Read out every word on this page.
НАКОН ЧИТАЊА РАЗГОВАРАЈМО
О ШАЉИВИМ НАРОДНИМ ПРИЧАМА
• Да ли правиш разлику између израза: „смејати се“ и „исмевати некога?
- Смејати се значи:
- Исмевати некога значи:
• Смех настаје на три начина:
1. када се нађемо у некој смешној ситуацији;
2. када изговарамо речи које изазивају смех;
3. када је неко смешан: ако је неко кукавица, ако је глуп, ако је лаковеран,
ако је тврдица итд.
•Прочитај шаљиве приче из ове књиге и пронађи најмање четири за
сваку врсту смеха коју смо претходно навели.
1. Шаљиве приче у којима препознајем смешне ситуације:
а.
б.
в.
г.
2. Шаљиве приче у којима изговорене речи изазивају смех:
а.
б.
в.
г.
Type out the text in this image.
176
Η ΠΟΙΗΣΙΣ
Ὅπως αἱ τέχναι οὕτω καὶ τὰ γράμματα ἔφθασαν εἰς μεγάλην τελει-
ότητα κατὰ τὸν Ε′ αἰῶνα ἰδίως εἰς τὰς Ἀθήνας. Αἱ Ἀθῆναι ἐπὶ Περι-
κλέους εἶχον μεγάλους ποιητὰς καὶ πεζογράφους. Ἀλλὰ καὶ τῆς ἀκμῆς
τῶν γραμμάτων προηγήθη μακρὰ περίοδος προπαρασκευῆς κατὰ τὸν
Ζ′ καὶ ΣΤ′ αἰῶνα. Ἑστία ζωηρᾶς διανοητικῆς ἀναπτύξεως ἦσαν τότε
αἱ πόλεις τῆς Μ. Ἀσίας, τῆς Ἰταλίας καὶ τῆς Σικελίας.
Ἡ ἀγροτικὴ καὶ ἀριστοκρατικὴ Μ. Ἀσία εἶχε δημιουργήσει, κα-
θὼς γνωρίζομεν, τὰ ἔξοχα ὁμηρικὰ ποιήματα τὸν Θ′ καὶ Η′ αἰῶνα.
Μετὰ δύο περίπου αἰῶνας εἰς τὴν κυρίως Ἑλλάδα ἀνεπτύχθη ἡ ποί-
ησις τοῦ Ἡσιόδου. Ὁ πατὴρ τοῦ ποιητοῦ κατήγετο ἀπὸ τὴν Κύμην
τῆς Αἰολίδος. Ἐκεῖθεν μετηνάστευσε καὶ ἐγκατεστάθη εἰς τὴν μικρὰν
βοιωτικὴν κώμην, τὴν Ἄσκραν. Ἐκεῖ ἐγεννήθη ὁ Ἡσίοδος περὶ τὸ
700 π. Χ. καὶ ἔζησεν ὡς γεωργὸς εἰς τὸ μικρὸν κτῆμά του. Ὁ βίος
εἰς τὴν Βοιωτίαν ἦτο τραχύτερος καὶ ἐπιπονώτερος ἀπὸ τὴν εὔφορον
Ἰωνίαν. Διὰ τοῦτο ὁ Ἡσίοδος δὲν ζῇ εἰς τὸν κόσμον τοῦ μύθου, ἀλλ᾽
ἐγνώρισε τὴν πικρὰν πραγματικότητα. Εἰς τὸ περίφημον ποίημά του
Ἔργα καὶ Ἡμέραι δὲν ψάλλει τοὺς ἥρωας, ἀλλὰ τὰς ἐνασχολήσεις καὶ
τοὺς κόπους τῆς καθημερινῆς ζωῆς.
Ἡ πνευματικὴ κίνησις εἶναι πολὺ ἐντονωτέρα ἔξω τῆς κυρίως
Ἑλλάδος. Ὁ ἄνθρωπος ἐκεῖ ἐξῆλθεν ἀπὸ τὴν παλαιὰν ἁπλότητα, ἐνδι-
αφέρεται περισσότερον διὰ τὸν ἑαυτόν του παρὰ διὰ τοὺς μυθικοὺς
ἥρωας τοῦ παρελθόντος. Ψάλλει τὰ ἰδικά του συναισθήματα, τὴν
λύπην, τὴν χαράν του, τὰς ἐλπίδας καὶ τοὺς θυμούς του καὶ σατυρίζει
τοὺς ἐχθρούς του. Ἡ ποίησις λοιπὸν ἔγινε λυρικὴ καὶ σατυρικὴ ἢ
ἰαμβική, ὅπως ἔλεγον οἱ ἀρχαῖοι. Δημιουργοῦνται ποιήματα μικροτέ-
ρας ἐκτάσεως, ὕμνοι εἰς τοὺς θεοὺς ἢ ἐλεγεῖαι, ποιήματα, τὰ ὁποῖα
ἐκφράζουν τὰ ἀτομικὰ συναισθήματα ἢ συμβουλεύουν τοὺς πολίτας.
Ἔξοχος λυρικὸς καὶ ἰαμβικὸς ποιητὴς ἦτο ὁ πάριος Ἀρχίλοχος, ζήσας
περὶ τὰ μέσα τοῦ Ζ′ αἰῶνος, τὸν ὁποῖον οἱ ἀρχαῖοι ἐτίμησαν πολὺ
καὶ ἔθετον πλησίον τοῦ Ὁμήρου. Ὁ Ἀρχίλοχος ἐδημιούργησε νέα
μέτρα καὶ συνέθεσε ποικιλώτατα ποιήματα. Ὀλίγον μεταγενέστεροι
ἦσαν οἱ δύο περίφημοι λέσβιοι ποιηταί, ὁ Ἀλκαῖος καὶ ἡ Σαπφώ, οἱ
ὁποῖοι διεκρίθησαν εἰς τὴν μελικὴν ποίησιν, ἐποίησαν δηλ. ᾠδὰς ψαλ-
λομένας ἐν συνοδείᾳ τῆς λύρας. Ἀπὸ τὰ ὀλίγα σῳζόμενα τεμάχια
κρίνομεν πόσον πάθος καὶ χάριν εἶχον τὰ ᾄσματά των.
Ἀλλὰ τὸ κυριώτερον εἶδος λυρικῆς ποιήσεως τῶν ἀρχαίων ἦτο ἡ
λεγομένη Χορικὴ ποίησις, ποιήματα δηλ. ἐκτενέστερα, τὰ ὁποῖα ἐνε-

§ To do
Word for word, extract all the records.

§ Reply
Read out every word on this page.
НАКОН ЧИТАЊА РАЗГОВАРАЈМО
О ШАЉИВИМ НАРОДНИМ ПРИЧАМА
• Да ли правиш разлику између израза: „смејати се“ и „исмевати некога?
- Смејати се значи:
- Исмевати некога значи:
• Смех настаје на три начина:
1. када се нађемо у некој смешној ситуацији;
2. када изговарамо речи које изазивају смех;
3. када је неко смешан: ако је неко кукавица, ако је глуп, ако је лаковеран,
ако је тврдица итд.
•Прочитај шаљиве приче из ове књиге и пронађи најмање четири за
сваку врсту смеха коју смо претходно навели.
1. Шаљиве приче у којима препознајем смешне ситуације:
а.
б.
в.
г.
2. Шаљиве приче у којима изговорене речи изазивају смех:
а.
б.
в.
г.
Type out the text in this image.
176
Η ΠΟΙΗΣΙΣ
Ὅπως αἱ τέχναι οὕτω καὶ τὰ γράμματα ἔφθασαν εἰς μεγάλην τελει-
ότητα κατὰ τὸν Ε′ αἰῶνα ἰδίως εἰς τὰς Ἀθήνας. Αἱ Ἀθῆναι ἐπὶ Περι-
κλέους εἶχον μεγάλους ποιητὰς καὶ πεζογράφους. Ἀλλὰ καὶ τῆς ἀκμῆς
τῶν γραμμάτων προηγήθη μακρὰ περίοδος προπαρασκευῆς κατὰ τὸν
Ζ′ καὶ ΣΤ′ αἰῶνα. Ἑστία ζωηρᾶς διανοητικῆς ἀναπτύξεως ἦσαν τότε
αἱ πόλεις τῆς Μ. Ἀσίας, τῆς Ἰταλίας καὶ τῆς Σικελίας.
Ἡ ἀγροτικὴ καὶ ἀριστοκρατικὴ Μ. Ἀσία εἶχε δημιουργήσει, κα-
θὼς γνωρίζομεν, τὰ ἔξοχα ὁμηρικὰ ποιήματα τὸν Θ′ καὶ Η′ αἰῶνα.
Μετὰ δύο περίπου αἰῶνας εἰς τὴν κυρίως Ἑλλάδα ἀνεπτύχθη ἡ ποί-
ησις τοῦ Ἡσιόδου. Ὁ πατὴρ τοῦ ποιητοῦ κατήγετο ἀπὸ τὴν Κύμην
τῆς Αἰολίδος. Ἐκεῖθεν μετηνάστευσε καὶ ἐγκατεστάθη εἰς τὴν μικρὰν
βοιωτικὴν κώμην, τὴν Ἄσκραν. Ἐκεῖ ἐγεννήθη ὁ Ἡσίοδος περὶ τὸ
700 π. Χ. καὶ ἔζησεν ὡς γεωργὸς εἰς τὸ μικρὸν κτῆμά του. Ὁ βίος
εἰς τὴν Βοιωτίαν ἦτο τραχύτερος καὶ ἐπιπονώτερος ἀπὸ τὴν εὔφορον
Ἰωνίαν. Διὰ τοῦτο ὁ Ἡσίοδος δὲν ζῇ εἰς τὸν κόσμον τοῦ μύθου, ἀλλ᾽
ἐγνώρισε τὴν πικρὰν πραγματικότητα. Εἰς τὸ περίφημον ποίημά του
Ἔργα καὶ Ἡμέραι δὲν ψάλλει τοὺς ἥρωας, ἀλλὰ τὰς ἐνασχολήσεις καὶ
τοὺς κόπους τῆς καθημερινῆς ζωῆς.
Ἡ πνευματικὴ κίνησις εἶναι πολὺ ἐντονωτέρα ἔξω τῆς κυρίως
Ἑλλάδος. Ὁ ἄνθρωπος ἐκεῖ ἐξῆλθεν ἀπὸ τὴν παλαιὰν ἁπλότητα, ἐνδι-
αφέρεται περισσότερον διὰ τὸν ἑαυτόν του παρὰ διὰ τοὺς μυθικοὺς
ἥρωας τοῦ παρελθόντος. Ψάλλει τὰ ἰδικά του συναισθήματα, τὴν
λύπην, τὴν χαράν του, τὰς ἐλπίδας καὶ τοὺς θυμούς του καὶ σατυρίζει
τοὺς ἐχθρούς του. Ἡ ποίησις λοιπὸν ἔγινε λυρικὴ καὶ σατυρικὴ ἢ
ἰαμβική, ὅπως ἔλεγον οἱ ἀρχαῖοι. Δημιουργοῦνται ποιήματα μικροτέ-
ρας ἐκτάσεως, ὕμνοι εἰς τοὺς θεοὺς ἢ ἐλεγεῖαι, ποιήματα, τὰ ὁποῖα
ἐκφράζουν τὰ ἀτομικὰ συναισθήματα ἢ συμβουλεύουν τοὺς πολίτας.
Ἔξοχος λυρικὸς καὶ ἰαμβικὸς ποιητὴς ἦτο ὁ πάριος Ἀρχίλοχος, ζήσας
περὶ τὰ μέσα τοῦ Ζ′ αἰῶνος, τὸν ὁποῖον οἱ ἀρχαῖοι ἐτίμησαν πολὺ
καὶ ἔθετον πλησίον τοῦ Ὁμήρου. Ὁ Ἀρχίλοχος ἐδημιούργησε νέα
μέτρα καὶ συνέθεσε ποικιλώτατα ποιήματα. Ὀλίγον μεταγενέστεροι
ἦσαν οἱ δύο περίφημοι λέσβιοι ποιηταί, ὁ Ἀλκαῖος καὶ ἡ Σαπφώ, οἱ
ὁποῖοι διεκρίθησαν εἰς τὴν μελικὴν ποίησιν, ἐποίησαν δηλ. ᾠδὰς ψαλ-
λομένας ἐν συνοδείᾳ τῆς λύρας. Ἀπὸ τὰ ὀλίγα σῳζόμενα τεμάχια
κρίνομεν πόσον πάθος καὶ χάριν εἶχον τὰ ᾄσματά των.
Ἀλλὰ τὸ κυριώτερον εἶδος λυρικῆς ποιήσεως τῶν ἀρχαίων ἦτο ἡ
λεγομένη Χορικὴ ποίησις, ποιήματα δηλ. ἐκτενέστερα, τὰ ὁποῖα ἐνε-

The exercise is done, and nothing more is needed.